Entries supplied section start
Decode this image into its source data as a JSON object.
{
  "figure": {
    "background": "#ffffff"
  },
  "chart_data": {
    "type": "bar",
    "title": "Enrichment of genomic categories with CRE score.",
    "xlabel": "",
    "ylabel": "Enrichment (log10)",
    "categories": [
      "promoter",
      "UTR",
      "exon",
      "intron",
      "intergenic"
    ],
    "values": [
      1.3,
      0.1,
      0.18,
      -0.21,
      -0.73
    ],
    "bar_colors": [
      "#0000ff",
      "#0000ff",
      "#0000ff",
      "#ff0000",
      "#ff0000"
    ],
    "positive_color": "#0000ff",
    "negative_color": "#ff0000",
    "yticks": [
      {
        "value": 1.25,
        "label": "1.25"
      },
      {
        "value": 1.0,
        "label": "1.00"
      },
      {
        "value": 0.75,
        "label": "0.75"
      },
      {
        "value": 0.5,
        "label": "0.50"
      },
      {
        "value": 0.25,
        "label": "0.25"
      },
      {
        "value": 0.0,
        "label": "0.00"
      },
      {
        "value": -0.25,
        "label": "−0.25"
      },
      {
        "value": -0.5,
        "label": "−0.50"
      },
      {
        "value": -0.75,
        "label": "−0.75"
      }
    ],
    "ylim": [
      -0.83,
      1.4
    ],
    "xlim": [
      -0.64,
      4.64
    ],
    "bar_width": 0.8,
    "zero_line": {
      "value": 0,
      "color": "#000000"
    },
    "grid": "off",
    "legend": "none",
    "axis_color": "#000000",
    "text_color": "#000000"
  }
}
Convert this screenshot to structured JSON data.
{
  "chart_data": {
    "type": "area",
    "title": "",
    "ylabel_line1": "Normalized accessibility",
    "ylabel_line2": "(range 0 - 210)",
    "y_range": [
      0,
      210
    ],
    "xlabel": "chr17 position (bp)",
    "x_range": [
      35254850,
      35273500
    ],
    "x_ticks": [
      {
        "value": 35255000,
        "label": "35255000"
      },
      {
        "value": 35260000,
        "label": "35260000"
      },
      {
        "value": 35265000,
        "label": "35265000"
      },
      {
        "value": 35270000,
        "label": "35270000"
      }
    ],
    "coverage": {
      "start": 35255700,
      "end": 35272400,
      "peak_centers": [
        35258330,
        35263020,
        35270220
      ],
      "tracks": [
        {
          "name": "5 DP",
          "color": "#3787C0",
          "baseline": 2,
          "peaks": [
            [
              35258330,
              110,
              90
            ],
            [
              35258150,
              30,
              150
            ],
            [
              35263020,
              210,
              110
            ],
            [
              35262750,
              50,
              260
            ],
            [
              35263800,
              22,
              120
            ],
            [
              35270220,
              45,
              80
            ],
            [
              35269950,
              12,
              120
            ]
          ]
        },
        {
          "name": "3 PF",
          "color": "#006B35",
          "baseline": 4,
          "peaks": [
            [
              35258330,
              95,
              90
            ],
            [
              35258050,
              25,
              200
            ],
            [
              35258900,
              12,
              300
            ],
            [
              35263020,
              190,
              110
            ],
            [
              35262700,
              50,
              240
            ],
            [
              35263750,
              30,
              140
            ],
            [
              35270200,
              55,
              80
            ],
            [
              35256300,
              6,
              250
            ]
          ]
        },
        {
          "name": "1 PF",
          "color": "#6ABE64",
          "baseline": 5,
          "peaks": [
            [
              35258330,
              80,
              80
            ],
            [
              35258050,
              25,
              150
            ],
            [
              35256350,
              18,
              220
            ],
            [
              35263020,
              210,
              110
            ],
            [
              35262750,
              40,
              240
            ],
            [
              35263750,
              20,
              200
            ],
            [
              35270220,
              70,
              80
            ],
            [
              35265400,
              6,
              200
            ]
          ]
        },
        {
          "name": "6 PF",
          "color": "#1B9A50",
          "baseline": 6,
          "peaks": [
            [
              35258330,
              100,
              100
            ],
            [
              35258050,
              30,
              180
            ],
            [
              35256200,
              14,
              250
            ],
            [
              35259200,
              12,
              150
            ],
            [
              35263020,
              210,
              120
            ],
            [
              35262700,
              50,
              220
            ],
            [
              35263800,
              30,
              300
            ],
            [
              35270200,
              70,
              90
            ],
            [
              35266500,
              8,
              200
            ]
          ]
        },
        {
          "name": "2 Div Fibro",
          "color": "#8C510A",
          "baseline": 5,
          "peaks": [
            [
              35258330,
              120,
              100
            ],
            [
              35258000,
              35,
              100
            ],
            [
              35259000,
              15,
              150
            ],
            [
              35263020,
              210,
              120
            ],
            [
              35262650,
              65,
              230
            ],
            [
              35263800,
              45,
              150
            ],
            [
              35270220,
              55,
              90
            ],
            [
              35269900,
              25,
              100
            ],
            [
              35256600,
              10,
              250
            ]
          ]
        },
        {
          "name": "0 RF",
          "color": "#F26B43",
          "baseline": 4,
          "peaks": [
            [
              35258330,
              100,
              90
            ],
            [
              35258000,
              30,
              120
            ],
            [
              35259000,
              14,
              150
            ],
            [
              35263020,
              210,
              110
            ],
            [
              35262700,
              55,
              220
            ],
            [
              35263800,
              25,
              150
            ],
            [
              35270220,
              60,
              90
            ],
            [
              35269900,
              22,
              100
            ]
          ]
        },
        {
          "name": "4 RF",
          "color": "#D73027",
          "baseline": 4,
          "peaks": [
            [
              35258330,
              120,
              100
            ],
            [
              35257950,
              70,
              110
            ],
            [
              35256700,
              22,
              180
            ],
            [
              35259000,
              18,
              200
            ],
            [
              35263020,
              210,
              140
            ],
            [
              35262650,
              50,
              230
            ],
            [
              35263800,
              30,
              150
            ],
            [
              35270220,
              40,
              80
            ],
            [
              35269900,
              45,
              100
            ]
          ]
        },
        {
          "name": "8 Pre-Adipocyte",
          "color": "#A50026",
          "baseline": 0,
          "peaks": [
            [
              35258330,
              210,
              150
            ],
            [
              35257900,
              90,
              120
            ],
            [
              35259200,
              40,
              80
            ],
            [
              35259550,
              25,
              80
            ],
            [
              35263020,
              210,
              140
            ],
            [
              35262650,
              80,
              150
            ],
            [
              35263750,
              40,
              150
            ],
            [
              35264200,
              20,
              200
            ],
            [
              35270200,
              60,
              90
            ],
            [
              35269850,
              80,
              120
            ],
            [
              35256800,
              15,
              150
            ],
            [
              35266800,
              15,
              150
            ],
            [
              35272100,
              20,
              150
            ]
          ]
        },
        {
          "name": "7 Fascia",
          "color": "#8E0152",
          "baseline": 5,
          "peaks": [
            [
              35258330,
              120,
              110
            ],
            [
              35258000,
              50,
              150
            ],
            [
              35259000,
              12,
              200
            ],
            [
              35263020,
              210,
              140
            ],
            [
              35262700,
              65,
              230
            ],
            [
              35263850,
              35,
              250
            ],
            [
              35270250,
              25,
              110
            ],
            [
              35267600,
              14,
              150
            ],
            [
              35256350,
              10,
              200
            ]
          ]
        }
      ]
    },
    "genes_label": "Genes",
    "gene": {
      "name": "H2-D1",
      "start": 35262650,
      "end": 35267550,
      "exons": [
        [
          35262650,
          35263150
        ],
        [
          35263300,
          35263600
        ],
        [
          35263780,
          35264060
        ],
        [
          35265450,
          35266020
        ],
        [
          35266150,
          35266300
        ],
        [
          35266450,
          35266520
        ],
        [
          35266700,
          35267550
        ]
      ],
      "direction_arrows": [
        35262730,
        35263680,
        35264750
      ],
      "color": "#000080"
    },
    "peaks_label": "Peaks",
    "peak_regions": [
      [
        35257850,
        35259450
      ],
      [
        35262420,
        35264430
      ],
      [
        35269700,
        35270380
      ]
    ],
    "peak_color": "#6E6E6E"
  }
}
Entries supplied section end
When a line of the data holds the string "this", pick it out and copy it.

*Finished task:*
Decode this image into its source data as a JSON object.
Convert this screenshot to structured JSON data.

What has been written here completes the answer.